(Items from a data source)
####

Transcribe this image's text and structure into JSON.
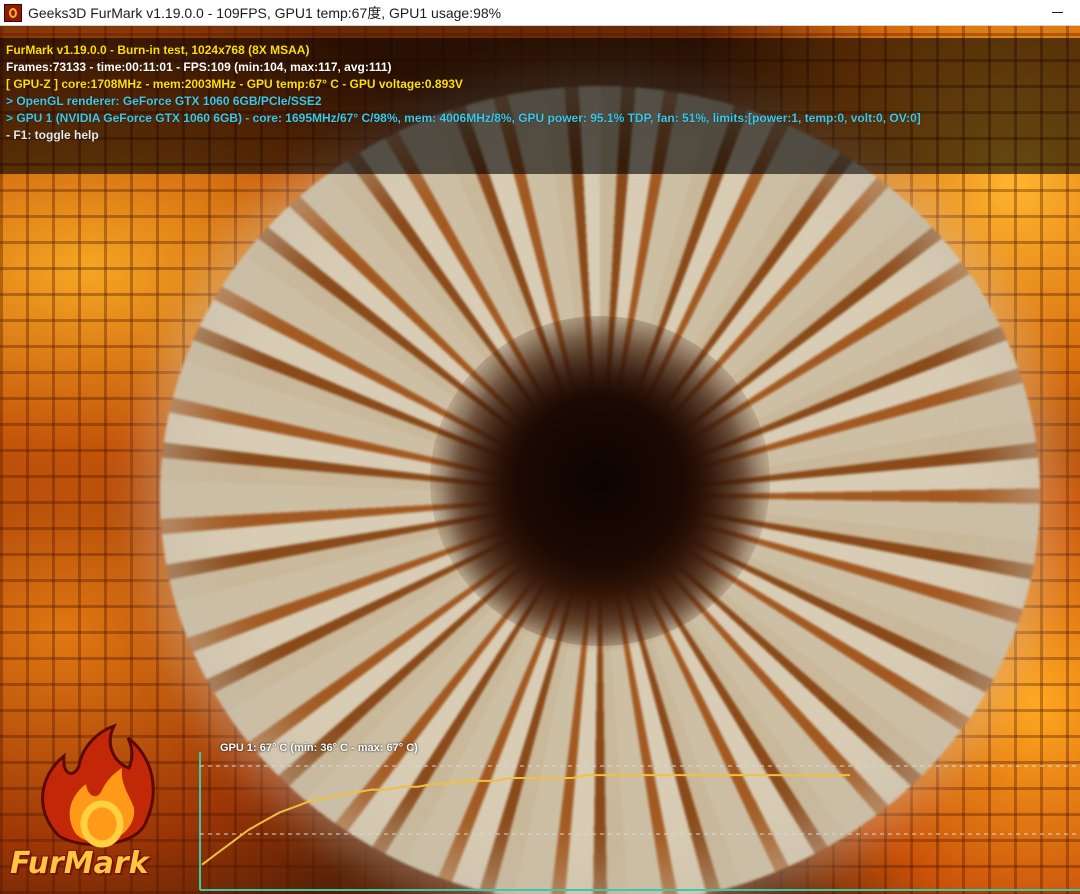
{
  "window": {
    "title": "Geeks3D FurMark v1.19.0.0 - 109FPS, GPU1 temp:67度, GPU1 usage:98%"
  },
  "icons": {
    "app": "furmark-app-icon",
    "minimize": "minimize-icon"
  },
  "hud": {
    "lines": [
      {
        "text": "FurMark v1.19.0.0 - Burn-in test, 1024x768 (8X MSAA)",
        "color": "#ffe000"
      },
      {
        "text": "Frames:73133 - time:00:11:01 - FPS:109 (min:104, max:117, avg:111)",
        "color": "#ffffff"
      },
      {
        "text": "[ GPU-Z ] core:1708MHz - mem:2003MHz - GPU temp:67° C - GPU voltage:0.893V",
        "color": "#ffe000"
      },
      {
        "text": "> OpenGL renderer: GeForce GTX 1060 6GB/PCIe/SSE2",
        "color": "#3ec8e8"
      },
      {
        "text": "> GPU 1 (NVIDIA GeForce GTX 1060 6GB) - core: 1695MHz/67° C/98%, mem: 4006MHz/8%, GPU power: 95.1% TDP, fan: 51%, limits:[power:1, temp:0, volt:0, OV:0]",
        "color": "#3ec8e8"
      },
      {
        "text": "- F1: toggle help",
        "color": "#e8e8e8"
      }
    ]
  },
  "graph": {
    "label": "GPU 1: 67° C (min: 36° C - max: 67° C)",
    "line_color": "#f0c040",
    "axis_color": "#3ec8a8",
    "grid_color": "#d8d8d8",
    "temps": [
      36,
      40,
      44,
      48,
      51,
      54,
      56,
      58,
      59,
      60,
      61,
      62,
      62,
      63,
      63,
      64,
      64,
      65,
      65,
      65,
      66,
      66,
      66,
      66,
      66,
      67,
      67,
      67,
      67,
      67,
      67,
      67,
      67,
      67,
      67,
      67,
      67,
      67,
      67,
      67,
      67,
      67,
      67
    ],
    "temp_min": 30,
    "temp_max": 75
  },
  "logo": {
    "text": "FurMark"
  }
}
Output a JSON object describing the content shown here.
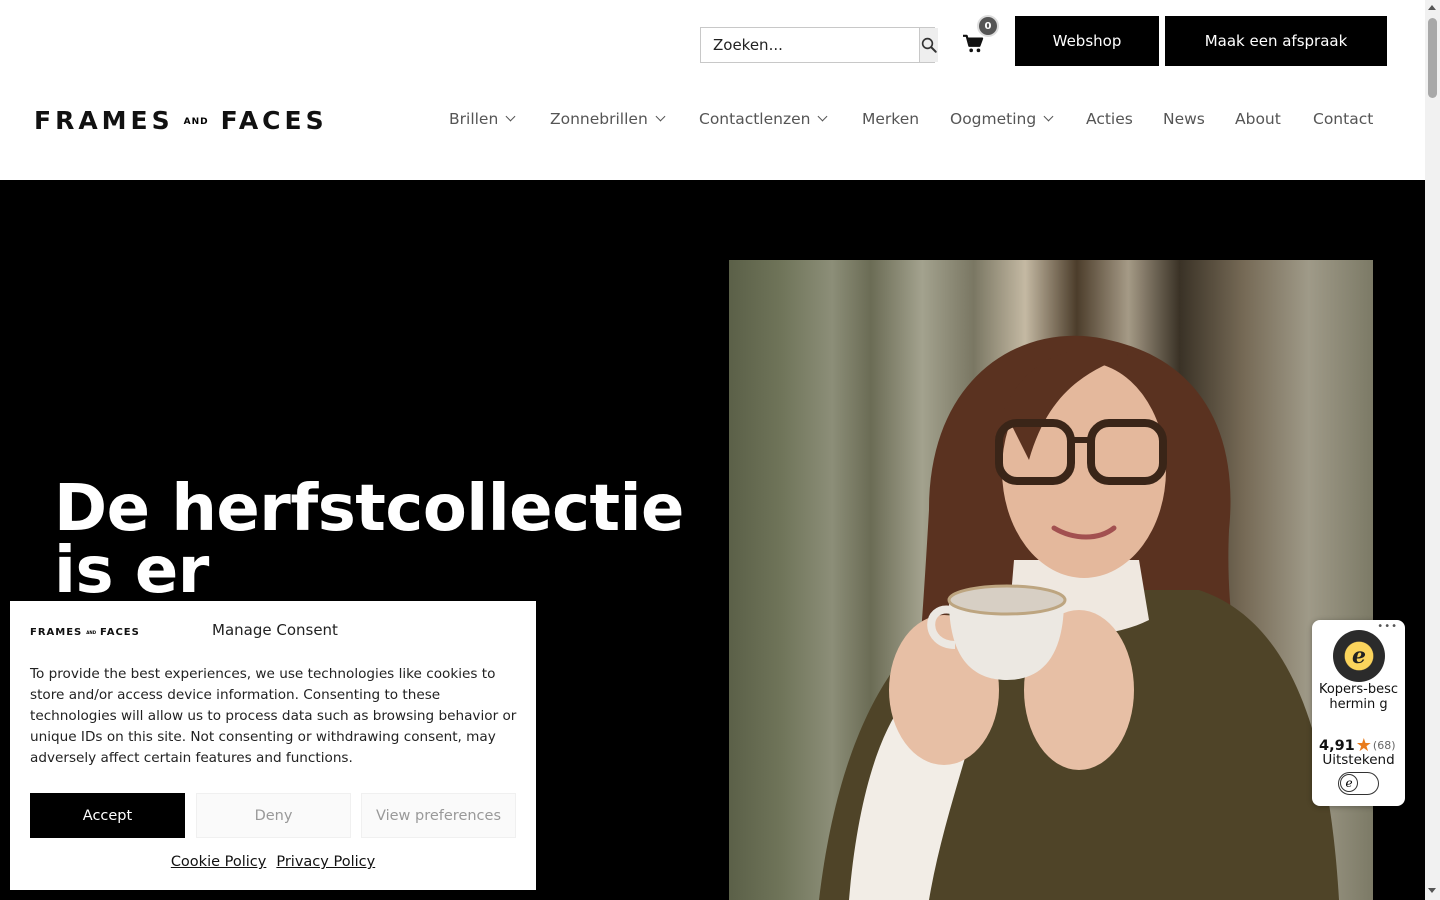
{
  "header": {
    "search": {
      "placeholder": "Zoeken..."
    },
    "cart": {
      "count": "0"
    },
    "buttons": {
      "webshop": "Webshop",
      "appointment": "Maak een afspraak"
    },
    "logo": {
      "left": "FRAMES",
      "and": "AND",
      "right": "FACES"
    }
  },
  "nav": {
    "items": [
      {
        "label": "Brillen",
        "dropdown": true
      },
      {
        "label": "Zonnebrillen",
        "dropdown": true
      },
      {
        "label": "Contactlenzen",
        "dropdown": true
      },
      {
        "label": "Merken",
        "dropdown": false
      },
      {
        "label": "Oogmeting",
        "dropdown": true
      },
      {
        "label": "Acties",
        "dropdown": false
      },
      {
        "label": "News",
        "dropdown": false
      },
      {
        "label": "About",
        "dropdown": false
      },
      {
        "label": "Contact",
        "dropdown": false
      }
    ]
  },
  "hero": {
    "title_line1": "De herfstcollectie",
    "title_line2": "is er"
  },
  "consent": {
    "title": "Manage Consent",
    "text": "To provide the best experiences, we use technologies like cookies to store and/or access device information. Consenting to these technologies will allow us to process data such as browsing behavior or unique IDs on this site. Not consenting or withdrawing consent, may adversely affect certain features and functions.",
    "accept": "Accept",
    "deny": "Deny",
    "preferences": "View preferences",
    "cookie_policy": "Cookie Policy",
    "privacy_policy": "Privacy Policy"
  },
  "trust_badge": {
    "seal_letter": "e",
    "label": "Kopers-beschermin g",
    "score": "4,91",
    "count": "(68)",
    "verdict": "Uitstekend"
  },
  "colors": {
    "black": "#000000",
    "white": "#ffffff",
    "nav_text": "#555555",
    "star": "#e97c1d"
  }
}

####

Work instructions:
All of the entries above should be copied exactly, except for the pictures.

In response:
Transcribe this image's text and structure into JSON.
{
  "window": {
    "title": "Geeks3D FurMark v1.19.0.0 - 109FPS, GPU1 temp:67度, GPU1 usage:98%"
  },
  "icons": {
    "app": "furmark-app-icon",
    "minimize": "minimize-icon"
  },
  "hud": {
    "lines": [
      {
        "text": "FurMark v1.19.0.0 - Burn-in test, 1024x768 (8X MSAA)",
        "color": "#ffe000"
      },
      {
        "text": "Frames:73133 - time:00:11:01 - FPS:109 (min:104, max:117, avg:111)",
        "color": "#ffffff"
      },
      {
        "text": "[ GPU-Z ] core:1708MHz - mem:2003MHz - GPU temp:67° C - GPU voltage:0.893V",
        "color": "#ffe000"
      },
      {
        "text": "> OpenGL renderer: GeForce GTX 1060 6GB/PCIe/SSE2",
        "color": "#3ec8e8"
      },
      {
        "text": "> GPU 1 (NVIDIA GeForce GTX 1060 6GB) - core: 1695MHz/67° C/98%, mem: 4006MHz/8%, GPU power: 95.1% TDP, fan: 51%, limits:[power:1, temp:0, volt:0, OV:0]",
        "color": "#3ec8e8"
      },
      {
        "text": "- F1: toggle help",
        "color": "#e8e8e8"
      }
    ]
  },
  "graph": {
    "label": "GPU 1: 67° C (min: 36° C - max: 67° C)",
    "line_color": "#f0c040",
    "axis_color": "#3ec8a8",
    "grid_color": "#d8d8d8",
    "temps": [
      36,
      40,
      44,
      48,
      51,
      54,
      56,
      58,
      59,
      60,
      61,
      62,
      62,
      63,
      63,
      64,
      64,
      65,
      65,
      65,
      66,
      66,
      66,
      66,
      66,
      67,
      67,
      67,
      67,
      67,
      67,
      67,
      67,
      67,
      67,
      67,
      67,
      67,
      67,
      67,
      67,
      67,
      67
    ],
    "temp_min": 30,
    "temp_max": 75
  },
  "logo": {
    "text": "FurMark"
  }
}
Output a JSON object describing the content shown here.
{
  "header": {
    "search": {
      "placeholder": "Zoeken..."
    },
    "cart": {
      "count": "0"
    },
    "buttons": {
      "webshop": "Webshop",
      "appointment": "Maak een afspraak"
    },
    "logo": {
      "left": "FRAMES",
      "and": "AND",
      "right": "FACES"
    }
  },
  "nav": {
    "items": [
      {
        "label": "Brillen",
        "dropdown": true
      },
      {
        "label": "Zonnebrillen",
        "dropdown": true
      },
      {
        "label": "Contactlenzen",
        "dropdown": true
      },
      {
        "label": "Merken",
        "dropdown": false
      },
      {
        "label": "Oogmeting",
        "dropdown": true
      },
      {
        "label": "Acties",
        "dropdown": false
      },
      {
        "label": "News",
        "dropdown": false
      },
      {
        "label": "About",
        "dropdown": false
      },
      {
        "label": "Contact",
        "dropdown": false
      }
    ]
  },
  "hero": {
    "title_line1": "De herfstcollectie",
    "title_line2": "is er"
  },
  "consent": {
    "title": "Manage Consent",
    "text": "To provide the best experiences, we use technologies like cookies to store and/or access device information. Consenting to these technologies will allow us to process data such as browsing behavior or unique IDs on this site. Not consenting or withdrawing consent, may adversely affect certain features and functions.",
    "accept": "Accept",
    "deny": "Deny",
    "preferences": "View preferences",
    "cookie_policy": "Cookie Policy",
    "privacy_policy": "Privacy Policy"
  },
  "trust_badge": {
    "seal_letter": "e",
    "label": "Kopers-beschermin g",
    "score": "4,91",
    "count": "(68)",
    "verdict": "Uitstekend"
  },
  "colors": {
    "black": "#000000",
    "white": "#ffffff",
    "nav_text": "#555555",
    "star": "#e97c1d"
  }
}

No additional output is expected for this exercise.